-- START OF Data --

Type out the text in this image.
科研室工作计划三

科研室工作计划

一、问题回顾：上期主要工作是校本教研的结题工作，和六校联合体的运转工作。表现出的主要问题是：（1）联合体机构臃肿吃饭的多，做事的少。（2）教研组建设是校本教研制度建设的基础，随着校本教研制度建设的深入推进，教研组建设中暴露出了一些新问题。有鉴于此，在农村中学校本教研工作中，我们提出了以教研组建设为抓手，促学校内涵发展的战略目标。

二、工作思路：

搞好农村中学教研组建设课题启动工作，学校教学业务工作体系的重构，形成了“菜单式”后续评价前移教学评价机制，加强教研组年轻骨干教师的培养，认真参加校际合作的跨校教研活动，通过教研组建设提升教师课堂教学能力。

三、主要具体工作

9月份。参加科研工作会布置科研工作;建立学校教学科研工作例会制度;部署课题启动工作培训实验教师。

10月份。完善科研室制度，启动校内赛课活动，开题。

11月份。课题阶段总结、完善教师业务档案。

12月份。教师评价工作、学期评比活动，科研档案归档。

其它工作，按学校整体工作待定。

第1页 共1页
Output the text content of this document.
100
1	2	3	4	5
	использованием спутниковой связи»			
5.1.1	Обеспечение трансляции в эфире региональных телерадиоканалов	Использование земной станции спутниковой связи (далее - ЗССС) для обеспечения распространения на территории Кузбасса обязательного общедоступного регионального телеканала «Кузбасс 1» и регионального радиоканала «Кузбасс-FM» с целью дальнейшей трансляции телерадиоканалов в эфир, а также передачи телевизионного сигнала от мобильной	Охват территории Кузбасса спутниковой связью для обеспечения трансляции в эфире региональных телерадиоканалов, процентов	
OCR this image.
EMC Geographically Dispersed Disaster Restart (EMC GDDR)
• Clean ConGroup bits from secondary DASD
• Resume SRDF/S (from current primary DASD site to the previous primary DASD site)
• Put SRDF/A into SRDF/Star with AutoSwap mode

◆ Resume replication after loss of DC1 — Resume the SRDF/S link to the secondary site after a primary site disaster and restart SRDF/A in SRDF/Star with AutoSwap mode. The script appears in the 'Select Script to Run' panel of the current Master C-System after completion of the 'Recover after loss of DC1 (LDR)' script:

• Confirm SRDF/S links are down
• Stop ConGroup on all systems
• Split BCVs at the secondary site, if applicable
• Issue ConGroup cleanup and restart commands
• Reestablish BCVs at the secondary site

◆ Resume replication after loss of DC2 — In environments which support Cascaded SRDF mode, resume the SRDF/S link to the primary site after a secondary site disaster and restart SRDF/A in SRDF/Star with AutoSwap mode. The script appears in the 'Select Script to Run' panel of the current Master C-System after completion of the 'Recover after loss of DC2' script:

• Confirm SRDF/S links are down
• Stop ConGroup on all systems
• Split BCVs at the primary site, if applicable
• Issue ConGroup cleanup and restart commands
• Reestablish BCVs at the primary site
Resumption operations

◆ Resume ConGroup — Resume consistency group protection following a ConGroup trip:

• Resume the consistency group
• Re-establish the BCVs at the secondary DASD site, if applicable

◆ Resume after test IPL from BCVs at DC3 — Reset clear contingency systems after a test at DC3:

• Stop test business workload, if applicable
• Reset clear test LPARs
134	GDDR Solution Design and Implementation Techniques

-- END OF Data --

• What the task asks: Restate every line of the data word for word.

• Exercise result:
Type out the text in this image.
科研室工作计划三

科研室工作计划

一、问题回顾：上期主要工作是校本教研的结题工作，和六校联合体的运转工作。表现出的主要问题是：（1）联合体机构臃肿吃饭的多，做事的少。（2）教研组建设是校本教研制度建设的基础，随着校本教研制度建设的深入推进，教研组建设中暴露出了一些新问题。有鉴于此，在农村中学校本教研工作中，我们提出了以教研组建设为抓手，促学校内涵发展的战略目标。

二、工作思路：

搞好农村中学教研组建设课题启动工作，学校教学业务工作体系的重构，形成了“菜单式”后续评价前移教学评价机制，加强教研组年轻骨干教师的培养，认真参加校际合作的跨校教研活动，通过教研组建设提升教师课堂教学能力。

三、主要具体工作

9月份。参加科研工作会布置科研工作;建立学校教学科研工作例会制度;部署课题启动工作培训实验教师。

10月份。完善科研室制度，启动校内赛课活动，开题。

11月份。课题阶段总结、完善教师业务档案。

12月份。教师评价工作、学期评比活动，科研档案归档。

其它工作，按学校整体工作待定。

第1页 共1页
Output the text content of this document.
100
1	2	3	4	5
	использованием спутниковой связи»			
5.1.1	Обеспечение трансляции в эфире региональных телерадиоканалов	Использование земной станции спутниковой связи (далее - ЗССС) для обеспечения распространения на территории Кузбасса обязательного общедоступного регионального телеканала «Кузбасс 1» и регионального радиоканала «Кузбасс-FM» с целью дальнейшей трансляции телерадиоканалов в эфир, а также передачи телевизионного сигнала от мобильной	Охват территории Кузбасса спутниковой связью для обеспечения трансляции в эфире региональных телерадиоканалов, процентов	
OCR this image.
EMC Geographically Dispersed Disaster Restart (EMC GDDR)
• Clean ConGroup bits from secondary DASD
• Resume SRDF/S (from current primary DASD site to the previous primary DASD site)
• Put SRDF/A into SRDF/Star with AutoSwap mode

◆ Resume replication after loss of DC1 — Resume the SRDF/S link to the secondary site after a primary site disaster and restart SRDF/A in SRDF/Star with AutoSwap mode. The script appears in the 'Select Script to Run' panel of the current Master C-System after completion of the 'Recover after loss of DC1 (LDR)' script:

• Confirm SRDF/S links are down
• Stop ConGroup on all systems
• Split BCVs at the secondary site, if applicable
• Issue ConGroup cleanup and restart commands
• Reestablish BCVs at the secondary site

◆ Resume replication after loss of DC2 — In environments which support Cascaded SRDF mode, resume the SRDF/S link to the primary site after a secondary site disaster and restart SRDF/A in SRDF/Star with AutoSwap mode. The script appears in the 'Select Script to Run' panel of the current Master C-System after completion of the 'Recover after loss of DC2' script:

• Confirm SRDF/S links are down
• Stop ConGroup on all systems
• Split BCVs at the primary site, if applicable
• Issue ConGroup cleanup and restart commands
• Reestablish BCVs at the primary site
Resumption operations

◆ Resume ConGroup — Resume consistency group protection following a ConGroup trip:

• Resume the consistency group
• Re-establish the BCVs at the secondary DASD site, if applicable

◆ Resume after test IPL from BCVs at DC3 — Reset clear contingency systems after a test at DC3:

• Stop test business workload, if applicable
• Reset clear test LPARs
134	GDDR Solution Design and Implementation Techniques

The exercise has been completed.